begin Extract
La Dame aux camélias ballet. Choreography by John Neumeier. Music by Frédéric Chopin. Performed 2008 by Paris Opera Ballet at Palais Garnier. Stars Agnès Letestu (Marguerite Gautier), Stéphane Bulllion (Armand Duval), Machaël Denard (Monsieur Deval), Dorothée Gilbert (Prudence Duvernoy), Delphine Moussin (Manon Lescaut), José Martinez (Des Grieux), Eve Grinsztajn (Olympia), Karl Paquette (Gaston Rieux), Laurent Novis (Le Duc), Béatrice Martel (Nanine), and Simon Valastro (Le Comte de N.). Michael Schmidtsdorff conducts The Paris Opera Orchestra. Solo pianists are Emmanuel Strosser and Frédéric Vaysse-Knitter. Set and costume design by Jürgen Rose; lighting by Rolf Warter. Directed for TV by Thomas Grimm. Disc has a good Opus Arte synopsis and a valuable documentary by Reiner E. Moritz and Stéphane Loison. Released 2009, disc has 5.0 PCM sound. Grade: A+
La Dame aux camélias was created by John Neumeier in 1978. It is based on the often-told story of Marguerite Gautier and Armand Duval from the novel The Lady of Camellias by Alexandre Dumas (the younger). You will want to play the Opus Arte synopsis early because this is not just a retelling of the Verdi opera La Traviata. Neumeier drew primarily on the the novel, and Neumeier's libretto uses flashbacks that force you to pay attention. Neumeier added a "ballet inside the ballet" based on the also often-told story of Manon Lescaut. To help you keep the stories straight, the Manon elements are color-coded in dream-like icy blue, gray, and silver tones.
end Extract
begin Entries shown
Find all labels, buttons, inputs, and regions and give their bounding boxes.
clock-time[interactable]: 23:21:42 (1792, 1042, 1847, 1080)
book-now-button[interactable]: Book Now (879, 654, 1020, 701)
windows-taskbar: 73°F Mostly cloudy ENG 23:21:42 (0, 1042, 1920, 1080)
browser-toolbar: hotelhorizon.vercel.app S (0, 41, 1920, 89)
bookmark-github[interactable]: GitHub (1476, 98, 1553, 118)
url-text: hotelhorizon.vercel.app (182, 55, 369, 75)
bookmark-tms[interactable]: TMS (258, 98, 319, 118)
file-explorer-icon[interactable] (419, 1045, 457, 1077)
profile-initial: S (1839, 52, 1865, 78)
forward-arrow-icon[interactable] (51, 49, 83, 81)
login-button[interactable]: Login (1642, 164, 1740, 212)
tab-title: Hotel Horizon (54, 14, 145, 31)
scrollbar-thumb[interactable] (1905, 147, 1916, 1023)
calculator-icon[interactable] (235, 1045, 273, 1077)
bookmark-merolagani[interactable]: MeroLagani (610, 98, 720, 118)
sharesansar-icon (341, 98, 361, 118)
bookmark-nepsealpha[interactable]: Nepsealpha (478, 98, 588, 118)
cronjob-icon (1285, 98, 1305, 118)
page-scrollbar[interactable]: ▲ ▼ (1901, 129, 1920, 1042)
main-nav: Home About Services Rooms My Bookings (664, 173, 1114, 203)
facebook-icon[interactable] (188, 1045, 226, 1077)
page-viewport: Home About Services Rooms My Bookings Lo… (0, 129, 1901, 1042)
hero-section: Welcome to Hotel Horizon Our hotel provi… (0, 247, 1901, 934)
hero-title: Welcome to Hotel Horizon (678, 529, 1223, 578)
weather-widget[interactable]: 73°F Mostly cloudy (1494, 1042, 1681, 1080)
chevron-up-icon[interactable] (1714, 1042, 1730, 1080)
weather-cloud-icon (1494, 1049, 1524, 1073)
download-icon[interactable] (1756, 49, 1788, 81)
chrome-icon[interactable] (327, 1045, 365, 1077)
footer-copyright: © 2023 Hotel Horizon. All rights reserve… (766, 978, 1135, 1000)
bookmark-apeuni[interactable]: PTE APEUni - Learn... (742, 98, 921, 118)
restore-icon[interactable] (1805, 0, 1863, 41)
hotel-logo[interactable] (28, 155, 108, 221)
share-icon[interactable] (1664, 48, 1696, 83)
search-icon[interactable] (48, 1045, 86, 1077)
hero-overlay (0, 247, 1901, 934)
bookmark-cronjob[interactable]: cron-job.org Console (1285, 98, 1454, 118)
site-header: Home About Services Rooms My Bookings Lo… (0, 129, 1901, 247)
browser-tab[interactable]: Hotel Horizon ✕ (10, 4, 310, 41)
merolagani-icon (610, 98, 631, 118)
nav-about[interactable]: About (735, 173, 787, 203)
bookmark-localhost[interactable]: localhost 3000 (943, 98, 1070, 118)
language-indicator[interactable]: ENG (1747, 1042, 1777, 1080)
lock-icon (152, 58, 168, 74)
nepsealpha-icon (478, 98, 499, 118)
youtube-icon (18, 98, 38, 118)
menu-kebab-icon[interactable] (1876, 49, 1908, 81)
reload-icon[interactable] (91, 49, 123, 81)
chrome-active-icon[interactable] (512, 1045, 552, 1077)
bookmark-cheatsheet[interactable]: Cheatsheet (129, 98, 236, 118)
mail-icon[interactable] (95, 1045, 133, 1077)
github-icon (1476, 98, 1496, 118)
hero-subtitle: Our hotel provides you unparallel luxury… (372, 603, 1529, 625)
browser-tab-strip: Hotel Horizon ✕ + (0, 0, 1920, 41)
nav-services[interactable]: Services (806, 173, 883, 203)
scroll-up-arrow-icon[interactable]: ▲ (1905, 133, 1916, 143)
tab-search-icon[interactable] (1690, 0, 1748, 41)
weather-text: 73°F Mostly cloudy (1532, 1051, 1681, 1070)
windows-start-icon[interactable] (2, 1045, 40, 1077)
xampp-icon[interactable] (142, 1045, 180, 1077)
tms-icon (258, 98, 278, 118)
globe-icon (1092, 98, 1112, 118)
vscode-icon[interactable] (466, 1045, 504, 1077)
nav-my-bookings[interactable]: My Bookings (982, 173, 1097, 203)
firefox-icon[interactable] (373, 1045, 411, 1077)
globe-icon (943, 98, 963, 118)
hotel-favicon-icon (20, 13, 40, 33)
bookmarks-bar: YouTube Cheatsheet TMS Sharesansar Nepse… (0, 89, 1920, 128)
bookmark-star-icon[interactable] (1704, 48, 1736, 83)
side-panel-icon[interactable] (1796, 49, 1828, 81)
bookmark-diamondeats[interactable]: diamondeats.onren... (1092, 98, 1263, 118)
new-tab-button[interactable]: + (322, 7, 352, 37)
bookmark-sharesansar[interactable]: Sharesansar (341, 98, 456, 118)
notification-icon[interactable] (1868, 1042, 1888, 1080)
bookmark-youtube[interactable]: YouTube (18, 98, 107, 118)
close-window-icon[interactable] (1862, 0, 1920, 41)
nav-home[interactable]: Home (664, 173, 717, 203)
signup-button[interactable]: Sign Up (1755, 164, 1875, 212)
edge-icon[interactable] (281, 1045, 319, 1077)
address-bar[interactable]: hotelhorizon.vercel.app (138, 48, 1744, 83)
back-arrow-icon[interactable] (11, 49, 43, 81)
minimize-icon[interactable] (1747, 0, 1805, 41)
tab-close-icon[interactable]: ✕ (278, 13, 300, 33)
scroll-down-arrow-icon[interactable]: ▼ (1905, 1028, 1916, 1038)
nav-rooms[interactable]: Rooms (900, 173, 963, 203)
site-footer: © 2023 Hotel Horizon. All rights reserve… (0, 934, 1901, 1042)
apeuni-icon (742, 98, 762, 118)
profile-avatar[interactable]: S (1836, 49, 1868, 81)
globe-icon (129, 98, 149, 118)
end Entries shown
Exercise task »
Pick up the review of the La Dame aux camélias ballet disc after its last sentence and carry it forward.

Output »
Neumeier drafted Chopin for his music (two piano soloists and orchestra)—all of which is completely familiar and yet startlingly fresh and poignant in this context. The completely new element is Neumeier's choreography. As my real estate broker would say: it's "updated soft contemporary romantic" dancing that is always in exquisite good taste (even the slightly naughty parts). Neumeier also requires acting ability from all his dancers because he is artistically and psychologically on the opposite end of the spectrum from abstract ballet. Every gesture and facial expression is important. Sets are kept simple; but this is the only ballet I've seen that had me drooling over gorgeous costumes.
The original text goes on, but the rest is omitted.